[Collected data]

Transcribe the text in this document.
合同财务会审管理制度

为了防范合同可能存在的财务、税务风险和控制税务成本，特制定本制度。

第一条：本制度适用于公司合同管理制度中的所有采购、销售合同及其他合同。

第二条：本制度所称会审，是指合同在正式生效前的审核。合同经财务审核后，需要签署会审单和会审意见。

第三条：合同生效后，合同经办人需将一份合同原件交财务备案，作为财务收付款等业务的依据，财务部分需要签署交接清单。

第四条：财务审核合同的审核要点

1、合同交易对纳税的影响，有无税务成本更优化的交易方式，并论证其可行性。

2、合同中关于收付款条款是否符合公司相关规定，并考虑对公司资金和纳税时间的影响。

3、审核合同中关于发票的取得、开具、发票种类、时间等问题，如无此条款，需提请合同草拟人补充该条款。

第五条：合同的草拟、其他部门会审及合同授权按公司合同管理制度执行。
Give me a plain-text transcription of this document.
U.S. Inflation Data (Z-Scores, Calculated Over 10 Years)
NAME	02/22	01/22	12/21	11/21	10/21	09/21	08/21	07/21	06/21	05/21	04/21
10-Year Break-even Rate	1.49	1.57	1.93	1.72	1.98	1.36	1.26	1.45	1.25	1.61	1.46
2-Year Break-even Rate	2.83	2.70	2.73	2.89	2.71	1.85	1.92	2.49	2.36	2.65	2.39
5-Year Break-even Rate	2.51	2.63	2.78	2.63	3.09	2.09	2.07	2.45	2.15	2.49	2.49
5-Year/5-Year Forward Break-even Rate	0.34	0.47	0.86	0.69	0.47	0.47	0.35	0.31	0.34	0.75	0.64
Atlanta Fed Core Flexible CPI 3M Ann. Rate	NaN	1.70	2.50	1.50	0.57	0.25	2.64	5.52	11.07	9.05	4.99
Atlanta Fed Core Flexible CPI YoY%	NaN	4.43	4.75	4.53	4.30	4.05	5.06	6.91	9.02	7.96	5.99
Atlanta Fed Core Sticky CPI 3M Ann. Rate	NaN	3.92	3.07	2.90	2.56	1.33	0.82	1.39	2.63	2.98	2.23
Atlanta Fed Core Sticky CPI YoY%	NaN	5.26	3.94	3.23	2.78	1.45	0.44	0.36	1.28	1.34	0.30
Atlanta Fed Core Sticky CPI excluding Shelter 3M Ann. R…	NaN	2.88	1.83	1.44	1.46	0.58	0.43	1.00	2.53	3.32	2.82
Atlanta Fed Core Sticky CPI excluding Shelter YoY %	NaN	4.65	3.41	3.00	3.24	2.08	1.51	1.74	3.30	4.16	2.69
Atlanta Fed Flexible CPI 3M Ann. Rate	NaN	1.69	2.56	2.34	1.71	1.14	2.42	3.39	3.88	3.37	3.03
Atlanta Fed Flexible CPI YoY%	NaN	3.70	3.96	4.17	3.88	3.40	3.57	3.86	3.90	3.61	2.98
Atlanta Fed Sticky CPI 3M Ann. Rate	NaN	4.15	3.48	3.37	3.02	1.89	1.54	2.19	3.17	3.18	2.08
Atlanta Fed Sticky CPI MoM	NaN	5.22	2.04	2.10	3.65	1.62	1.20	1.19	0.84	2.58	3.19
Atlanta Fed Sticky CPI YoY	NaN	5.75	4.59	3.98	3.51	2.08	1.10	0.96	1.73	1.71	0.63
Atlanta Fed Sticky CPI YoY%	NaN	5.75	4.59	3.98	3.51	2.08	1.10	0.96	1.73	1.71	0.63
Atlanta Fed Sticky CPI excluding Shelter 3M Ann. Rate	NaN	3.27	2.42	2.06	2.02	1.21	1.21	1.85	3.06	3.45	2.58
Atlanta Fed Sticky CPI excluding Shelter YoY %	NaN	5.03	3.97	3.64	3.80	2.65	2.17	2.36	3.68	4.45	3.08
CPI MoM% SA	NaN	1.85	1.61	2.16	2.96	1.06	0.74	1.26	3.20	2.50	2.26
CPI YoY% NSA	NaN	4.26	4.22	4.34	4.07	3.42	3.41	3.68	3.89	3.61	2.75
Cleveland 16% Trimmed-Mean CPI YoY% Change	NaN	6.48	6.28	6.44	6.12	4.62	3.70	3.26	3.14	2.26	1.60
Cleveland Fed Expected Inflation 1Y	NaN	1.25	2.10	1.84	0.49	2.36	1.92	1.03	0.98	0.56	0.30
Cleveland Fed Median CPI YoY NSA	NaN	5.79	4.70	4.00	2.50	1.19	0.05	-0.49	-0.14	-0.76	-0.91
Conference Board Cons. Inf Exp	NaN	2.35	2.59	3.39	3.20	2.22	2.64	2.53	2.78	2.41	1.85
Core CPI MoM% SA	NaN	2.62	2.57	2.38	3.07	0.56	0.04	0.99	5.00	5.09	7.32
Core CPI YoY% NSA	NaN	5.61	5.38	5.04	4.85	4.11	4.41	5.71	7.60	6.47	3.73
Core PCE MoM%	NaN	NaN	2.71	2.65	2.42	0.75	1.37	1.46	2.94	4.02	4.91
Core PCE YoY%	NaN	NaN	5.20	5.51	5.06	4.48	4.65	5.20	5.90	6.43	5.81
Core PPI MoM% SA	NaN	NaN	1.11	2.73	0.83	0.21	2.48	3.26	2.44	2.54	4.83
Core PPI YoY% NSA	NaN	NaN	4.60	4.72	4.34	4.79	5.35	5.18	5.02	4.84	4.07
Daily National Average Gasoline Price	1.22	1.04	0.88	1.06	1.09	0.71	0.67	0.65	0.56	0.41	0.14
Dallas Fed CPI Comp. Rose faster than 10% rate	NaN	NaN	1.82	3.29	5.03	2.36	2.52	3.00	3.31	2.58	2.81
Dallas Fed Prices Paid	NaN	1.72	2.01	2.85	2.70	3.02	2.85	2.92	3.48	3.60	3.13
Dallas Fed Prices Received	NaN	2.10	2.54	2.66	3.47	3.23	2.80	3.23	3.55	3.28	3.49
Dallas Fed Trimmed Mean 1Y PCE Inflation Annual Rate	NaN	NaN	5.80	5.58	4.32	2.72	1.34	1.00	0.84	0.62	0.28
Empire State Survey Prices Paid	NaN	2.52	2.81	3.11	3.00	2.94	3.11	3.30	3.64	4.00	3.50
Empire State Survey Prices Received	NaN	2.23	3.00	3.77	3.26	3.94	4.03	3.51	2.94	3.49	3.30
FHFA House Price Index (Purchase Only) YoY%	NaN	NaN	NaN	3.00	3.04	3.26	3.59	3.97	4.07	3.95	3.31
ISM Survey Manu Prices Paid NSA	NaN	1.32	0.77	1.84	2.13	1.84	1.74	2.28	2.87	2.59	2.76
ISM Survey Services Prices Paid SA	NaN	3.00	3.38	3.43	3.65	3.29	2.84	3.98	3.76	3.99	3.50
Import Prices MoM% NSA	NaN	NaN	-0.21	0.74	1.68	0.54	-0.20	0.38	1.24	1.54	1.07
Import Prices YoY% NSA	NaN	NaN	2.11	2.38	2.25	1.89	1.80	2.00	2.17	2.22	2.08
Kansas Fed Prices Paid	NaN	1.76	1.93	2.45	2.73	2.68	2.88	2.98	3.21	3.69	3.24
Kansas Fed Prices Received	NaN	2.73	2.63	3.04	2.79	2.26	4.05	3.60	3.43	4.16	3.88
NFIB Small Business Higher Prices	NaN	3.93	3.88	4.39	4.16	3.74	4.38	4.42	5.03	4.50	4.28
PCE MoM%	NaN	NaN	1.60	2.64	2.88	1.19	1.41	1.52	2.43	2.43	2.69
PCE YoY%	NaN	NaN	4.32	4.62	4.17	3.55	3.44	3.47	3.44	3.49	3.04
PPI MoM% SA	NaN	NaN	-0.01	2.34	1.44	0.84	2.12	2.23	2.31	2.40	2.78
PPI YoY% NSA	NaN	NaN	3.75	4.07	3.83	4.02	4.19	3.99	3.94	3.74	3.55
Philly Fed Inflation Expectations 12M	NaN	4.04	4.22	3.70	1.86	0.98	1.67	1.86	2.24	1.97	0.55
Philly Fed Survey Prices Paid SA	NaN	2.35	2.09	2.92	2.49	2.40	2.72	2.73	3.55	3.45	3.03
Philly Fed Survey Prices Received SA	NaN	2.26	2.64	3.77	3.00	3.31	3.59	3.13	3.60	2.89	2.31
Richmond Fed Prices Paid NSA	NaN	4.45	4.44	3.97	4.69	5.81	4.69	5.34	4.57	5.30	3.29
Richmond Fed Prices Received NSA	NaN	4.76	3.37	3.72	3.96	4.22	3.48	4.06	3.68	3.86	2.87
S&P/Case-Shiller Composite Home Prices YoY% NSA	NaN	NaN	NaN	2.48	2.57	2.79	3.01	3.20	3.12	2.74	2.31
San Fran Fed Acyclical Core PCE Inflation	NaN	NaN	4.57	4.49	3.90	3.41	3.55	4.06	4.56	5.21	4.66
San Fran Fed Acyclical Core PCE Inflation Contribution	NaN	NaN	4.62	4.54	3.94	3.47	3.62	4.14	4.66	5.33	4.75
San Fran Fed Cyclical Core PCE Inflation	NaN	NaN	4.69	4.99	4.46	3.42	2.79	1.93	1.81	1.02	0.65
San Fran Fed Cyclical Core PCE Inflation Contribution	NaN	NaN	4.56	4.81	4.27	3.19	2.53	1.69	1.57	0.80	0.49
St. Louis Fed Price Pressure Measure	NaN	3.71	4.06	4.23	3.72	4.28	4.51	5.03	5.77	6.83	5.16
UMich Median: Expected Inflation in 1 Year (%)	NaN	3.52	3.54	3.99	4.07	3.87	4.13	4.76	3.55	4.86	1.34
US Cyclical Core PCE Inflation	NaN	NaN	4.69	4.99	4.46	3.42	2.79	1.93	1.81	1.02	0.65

■ Your goal ■
Using the listing above, return all lines where the word "Dallas" occurs.

■ Solution to this exercise ■
Dallas Fed CPI Comp. Rose faster than 10% rate	NaN	NaN	1.82	3.29	5.03	2.36	2.52	3.00	3.31	2.58	2.81
Dallas Fed Prices Paid	NaN	1.72	2.01	2.85	2.70	3.02	2.85	2.92	3.48	3.60	3.13
Dallas Fed Prices Received	NaN	2.10	2.54	2.66	3.47	3.23	2.80	3.23	3.55	3.28	3.49
Dallas Fed Trimmed Mean 1Y PCE Inflation Annual Rate	NaN	NaN	5.80	5.58	4.32	2.72	1.34	1.00	0.84	0.62	0.28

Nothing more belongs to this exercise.